## Begin SOURCE DATA

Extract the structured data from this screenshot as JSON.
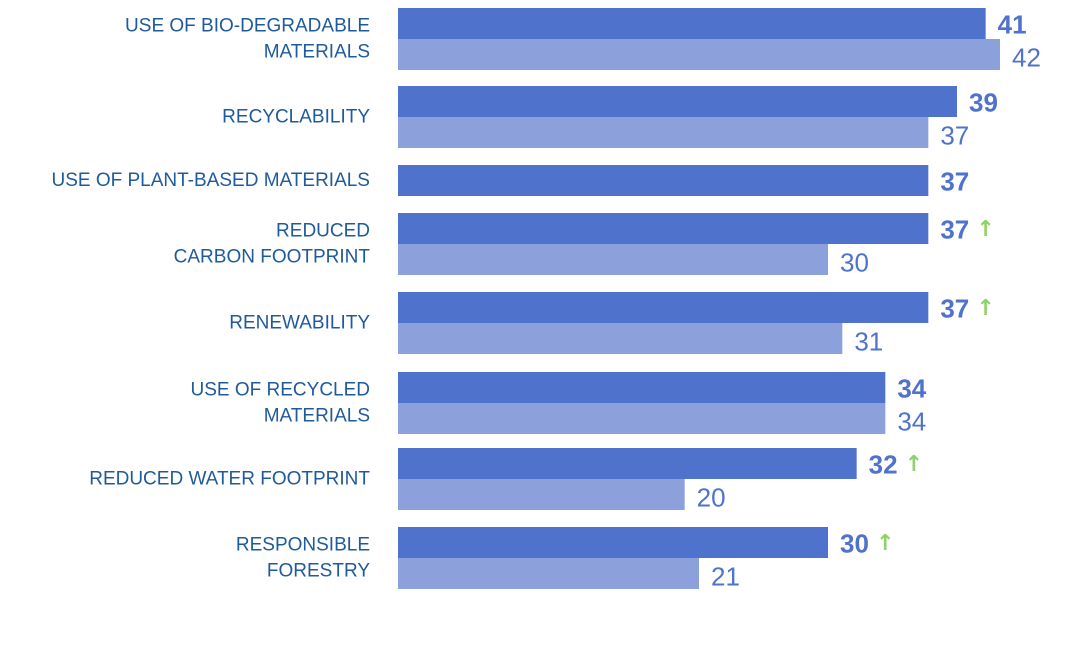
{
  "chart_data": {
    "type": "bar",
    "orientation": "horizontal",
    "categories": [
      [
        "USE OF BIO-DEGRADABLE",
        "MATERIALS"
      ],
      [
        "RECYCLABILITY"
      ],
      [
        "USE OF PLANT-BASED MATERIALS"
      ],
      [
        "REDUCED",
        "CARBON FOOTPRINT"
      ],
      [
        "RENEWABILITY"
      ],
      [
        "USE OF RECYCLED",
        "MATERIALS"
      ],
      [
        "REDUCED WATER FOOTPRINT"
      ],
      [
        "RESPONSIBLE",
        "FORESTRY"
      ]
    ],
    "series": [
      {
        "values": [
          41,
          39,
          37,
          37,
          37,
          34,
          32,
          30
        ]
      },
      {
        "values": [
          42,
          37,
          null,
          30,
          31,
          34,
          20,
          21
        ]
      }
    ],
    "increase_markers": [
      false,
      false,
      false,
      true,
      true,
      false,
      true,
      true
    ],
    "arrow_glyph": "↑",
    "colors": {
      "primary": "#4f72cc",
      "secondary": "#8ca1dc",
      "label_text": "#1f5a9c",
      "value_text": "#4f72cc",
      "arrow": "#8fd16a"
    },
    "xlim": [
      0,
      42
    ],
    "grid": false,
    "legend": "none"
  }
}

## End SOURCE DATA
## Begin SOURCE DATA

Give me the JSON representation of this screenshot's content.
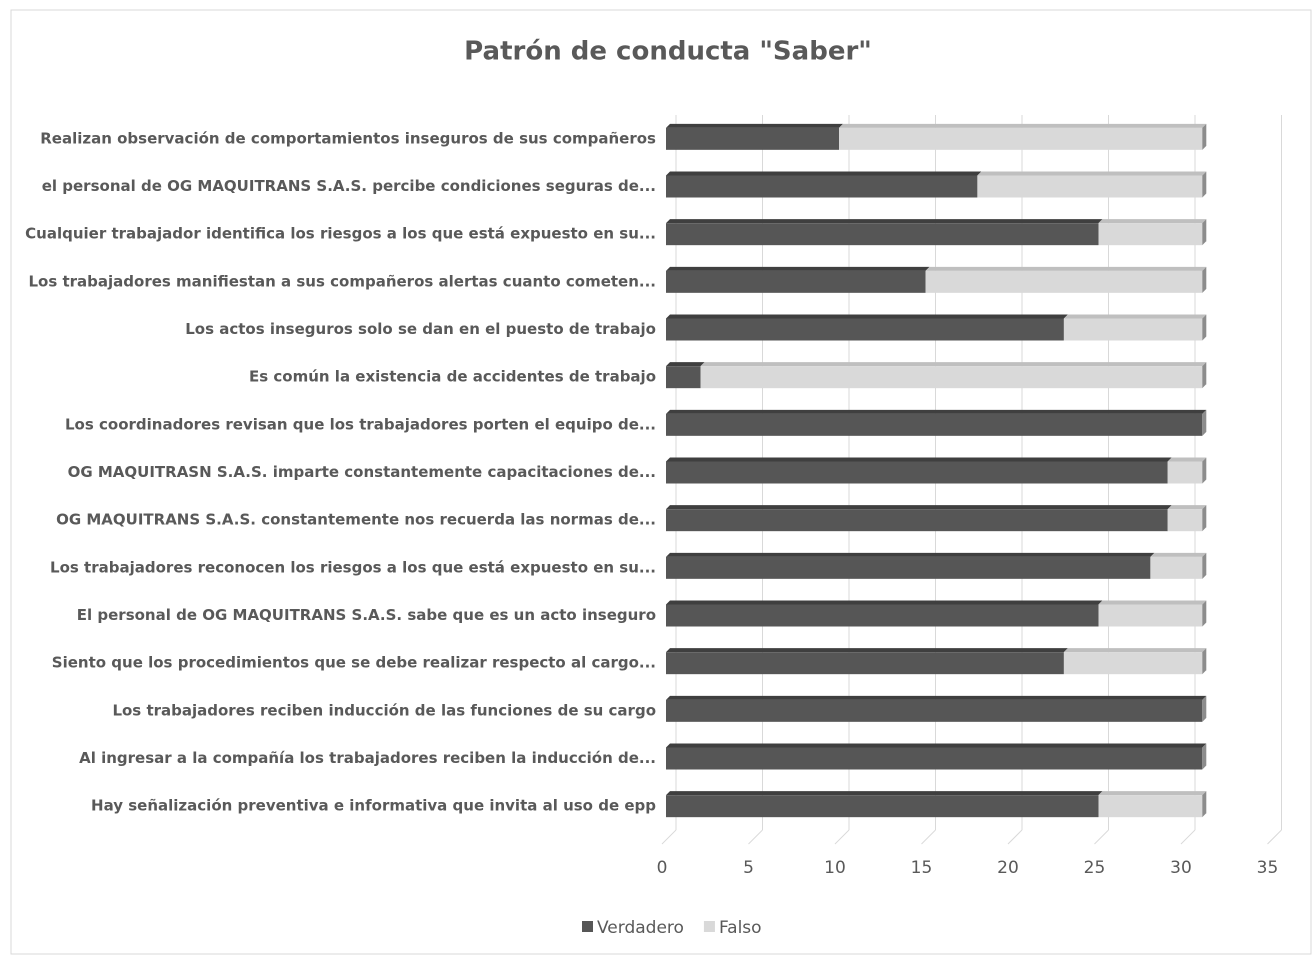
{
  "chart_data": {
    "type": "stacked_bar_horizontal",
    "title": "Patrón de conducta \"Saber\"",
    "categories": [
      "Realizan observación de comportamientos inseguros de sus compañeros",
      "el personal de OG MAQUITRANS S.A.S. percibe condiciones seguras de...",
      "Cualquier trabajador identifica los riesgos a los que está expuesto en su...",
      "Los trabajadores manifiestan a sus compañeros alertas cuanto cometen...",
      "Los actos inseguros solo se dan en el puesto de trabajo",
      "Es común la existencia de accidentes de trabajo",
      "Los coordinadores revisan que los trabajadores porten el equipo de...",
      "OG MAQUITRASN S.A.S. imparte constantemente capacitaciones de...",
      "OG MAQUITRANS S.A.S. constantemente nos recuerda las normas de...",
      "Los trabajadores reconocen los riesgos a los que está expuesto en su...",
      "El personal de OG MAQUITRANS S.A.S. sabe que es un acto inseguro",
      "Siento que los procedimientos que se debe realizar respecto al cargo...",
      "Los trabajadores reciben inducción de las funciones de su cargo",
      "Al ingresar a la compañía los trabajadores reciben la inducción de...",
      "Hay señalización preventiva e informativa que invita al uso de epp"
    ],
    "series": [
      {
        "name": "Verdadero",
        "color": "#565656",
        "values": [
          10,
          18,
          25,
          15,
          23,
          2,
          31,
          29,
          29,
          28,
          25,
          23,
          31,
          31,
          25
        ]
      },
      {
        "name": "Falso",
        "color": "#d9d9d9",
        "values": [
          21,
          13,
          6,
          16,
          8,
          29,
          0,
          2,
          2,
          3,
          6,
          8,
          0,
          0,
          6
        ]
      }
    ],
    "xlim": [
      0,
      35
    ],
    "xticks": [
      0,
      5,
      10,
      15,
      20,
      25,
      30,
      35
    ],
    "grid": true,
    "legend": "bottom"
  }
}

## End SOURCE DATA

WORK TO BE COMPLETED
Only the number is wanted: how many lines of the material contain the word "type"?

ANSWER TO THIS EXERCISE
2